# [Challenge 1]
According to the Jarreau biography excerpt, what did Jarreau work as before he pursued a career in music?
# [Challenge 2]
Based on the Jarreau biography excerpt, explain how Jarreau earned the nickname "the Acrobat of Scat."
# [Challenge 3]
Summarize the Jarreau biography excerpt in two sentences.

═══ Page excerpt

Alwin Lopez Jarreau was born in Milwaukee in 1940 to a minister father and a church pianist mother. Although he sang in church concerts and student groups, he did not pursue a career in music until he was nearly 30, working instead until that time as a rehabilitation counselor.

After moving to Los Angeles around 1970, Jarreau began performing at clubs around the city, including Dino's, the Troubadour and the Bitter End West. He quickly became known for a unique style of scat singing that incorporated percussive sounds and imitations of various musical instruments, a talent that would earn him the nickname “the Acrobat of Scat.”

More recently, Jarreau won his seventh and final Grammy in 2007 for Best Traditional R&B Vocal Performance, for collaborating with George Benson and Jill Scott on a cover of Billie Holiday's “God Bless the Child.” His last studio album, My Old Friend: Celebrating George Duke, was released on Concord Records in 2014.

══════
═══ Extracted entries

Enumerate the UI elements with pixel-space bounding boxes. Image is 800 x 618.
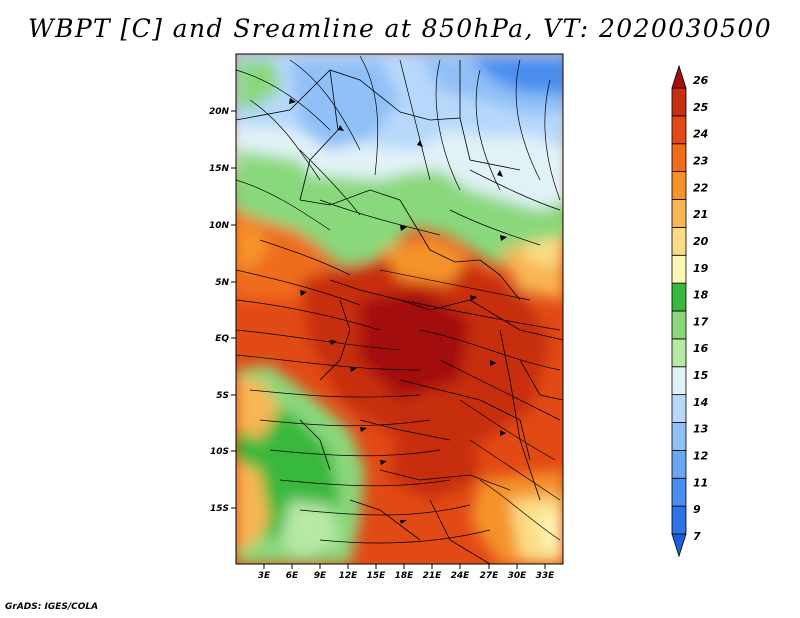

══════
═══ Extracted entries

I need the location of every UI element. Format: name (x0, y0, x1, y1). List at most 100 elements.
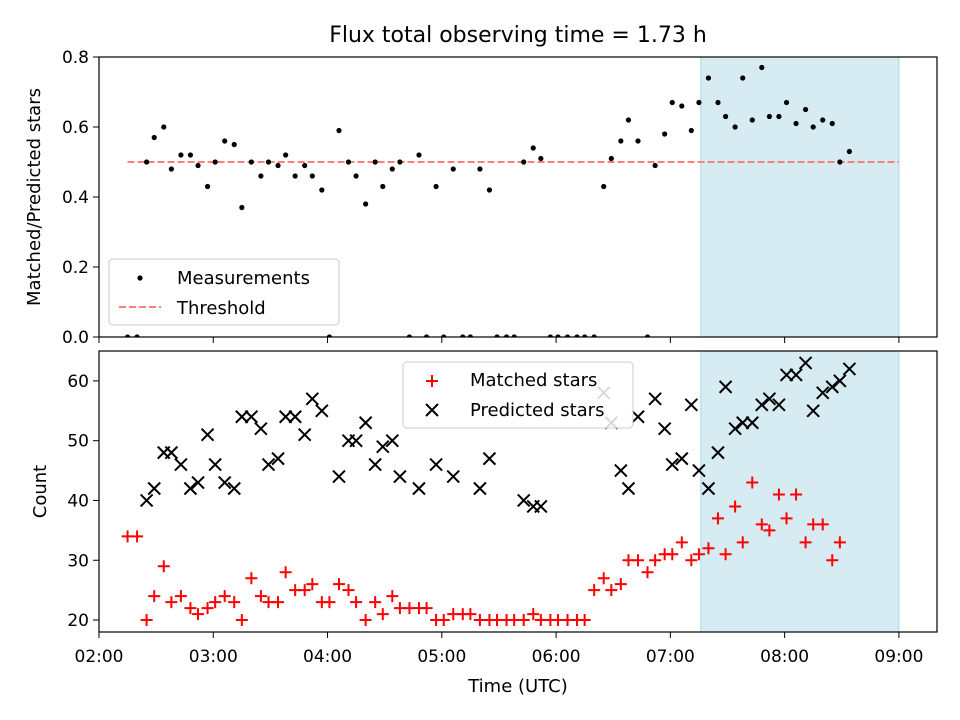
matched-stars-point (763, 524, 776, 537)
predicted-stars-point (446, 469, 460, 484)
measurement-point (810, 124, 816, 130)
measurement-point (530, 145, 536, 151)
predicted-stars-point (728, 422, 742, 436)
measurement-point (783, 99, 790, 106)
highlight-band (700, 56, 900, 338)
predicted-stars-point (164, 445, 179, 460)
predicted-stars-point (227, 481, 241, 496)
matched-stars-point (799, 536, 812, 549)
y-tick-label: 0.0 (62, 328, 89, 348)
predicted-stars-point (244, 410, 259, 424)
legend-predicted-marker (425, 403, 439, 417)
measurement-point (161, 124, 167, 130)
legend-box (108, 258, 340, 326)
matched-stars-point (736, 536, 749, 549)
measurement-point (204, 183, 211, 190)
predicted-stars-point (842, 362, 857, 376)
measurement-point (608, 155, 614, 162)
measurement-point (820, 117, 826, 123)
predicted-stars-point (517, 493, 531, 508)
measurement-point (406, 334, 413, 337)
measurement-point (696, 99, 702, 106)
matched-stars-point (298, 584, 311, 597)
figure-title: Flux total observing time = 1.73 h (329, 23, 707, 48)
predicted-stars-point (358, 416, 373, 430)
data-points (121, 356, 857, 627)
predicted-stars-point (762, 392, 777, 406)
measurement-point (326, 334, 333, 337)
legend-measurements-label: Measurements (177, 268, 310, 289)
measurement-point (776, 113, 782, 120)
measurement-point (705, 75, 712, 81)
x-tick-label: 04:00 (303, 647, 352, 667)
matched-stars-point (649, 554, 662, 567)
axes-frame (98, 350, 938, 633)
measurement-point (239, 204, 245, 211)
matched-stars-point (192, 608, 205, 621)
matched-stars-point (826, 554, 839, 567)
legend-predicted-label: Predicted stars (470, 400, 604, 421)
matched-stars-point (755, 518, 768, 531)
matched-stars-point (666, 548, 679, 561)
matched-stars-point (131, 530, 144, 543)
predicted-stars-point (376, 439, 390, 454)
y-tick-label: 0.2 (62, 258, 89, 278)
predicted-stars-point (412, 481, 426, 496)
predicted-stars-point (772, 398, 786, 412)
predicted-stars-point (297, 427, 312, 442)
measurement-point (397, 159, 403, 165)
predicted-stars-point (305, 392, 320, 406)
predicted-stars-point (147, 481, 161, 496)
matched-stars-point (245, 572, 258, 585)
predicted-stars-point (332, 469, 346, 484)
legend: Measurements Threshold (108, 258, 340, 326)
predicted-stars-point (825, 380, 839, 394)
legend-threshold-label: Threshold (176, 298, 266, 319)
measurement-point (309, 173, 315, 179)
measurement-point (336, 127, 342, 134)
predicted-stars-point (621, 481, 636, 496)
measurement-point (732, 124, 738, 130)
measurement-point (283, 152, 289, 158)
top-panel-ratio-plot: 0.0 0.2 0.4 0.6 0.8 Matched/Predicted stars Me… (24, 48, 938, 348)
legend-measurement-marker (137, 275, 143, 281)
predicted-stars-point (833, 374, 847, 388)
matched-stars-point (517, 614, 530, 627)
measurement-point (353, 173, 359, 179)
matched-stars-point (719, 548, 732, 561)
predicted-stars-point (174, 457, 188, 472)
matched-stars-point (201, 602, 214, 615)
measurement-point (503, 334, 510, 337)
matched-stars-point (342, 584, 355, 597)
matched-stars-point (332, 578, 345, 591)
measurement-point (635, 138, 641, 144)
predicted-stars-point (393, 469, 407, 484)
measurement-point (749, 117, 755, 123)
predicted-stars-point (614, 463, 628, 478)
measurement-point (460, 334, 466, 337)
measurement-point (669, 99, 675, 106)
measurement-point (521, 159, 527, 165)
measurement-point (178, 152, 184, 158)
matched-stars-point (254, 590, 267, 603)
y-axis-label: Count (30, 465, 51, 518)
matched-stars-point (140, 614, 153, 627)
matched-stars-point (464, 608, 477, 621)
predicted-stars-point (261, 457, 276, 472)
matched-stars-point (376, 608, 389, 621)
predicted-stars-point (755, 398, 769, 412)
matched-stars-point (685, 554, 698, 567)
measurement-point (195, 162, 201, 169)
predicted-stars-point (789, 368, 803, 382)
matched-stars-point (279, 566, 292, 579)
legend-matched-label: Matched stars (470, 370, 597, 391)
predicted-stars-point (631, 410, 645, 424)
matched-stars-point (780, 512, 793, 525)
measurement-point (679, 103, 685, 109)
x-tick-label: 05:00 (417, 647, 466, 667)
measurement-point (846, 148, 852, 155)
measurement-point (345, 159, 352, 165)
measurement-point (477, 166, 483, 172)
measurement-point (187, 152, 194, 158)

══════

# [Final answer 1]
He worked as a rehabilitation counselor.

# [Final answer 2]
He became known for a unique style of scat singing that used percussive sounds and imitated various musical instruments. That talent earned him the nickname.

# [Final answer 3]
Born in Milwaukee in 1940, Alwin Lopez Jarreau worked as a rehabilitation counselor until nearly 30, then moved to Los Angeles around 1970 and became known in clubs there for scat singing that imitated instruments. He won his seventh and final Grammy in 2007 for a cover of "God Bless the Child" with George Benson and Jill Scott, and his last studio album came out on Concord Records in 2014.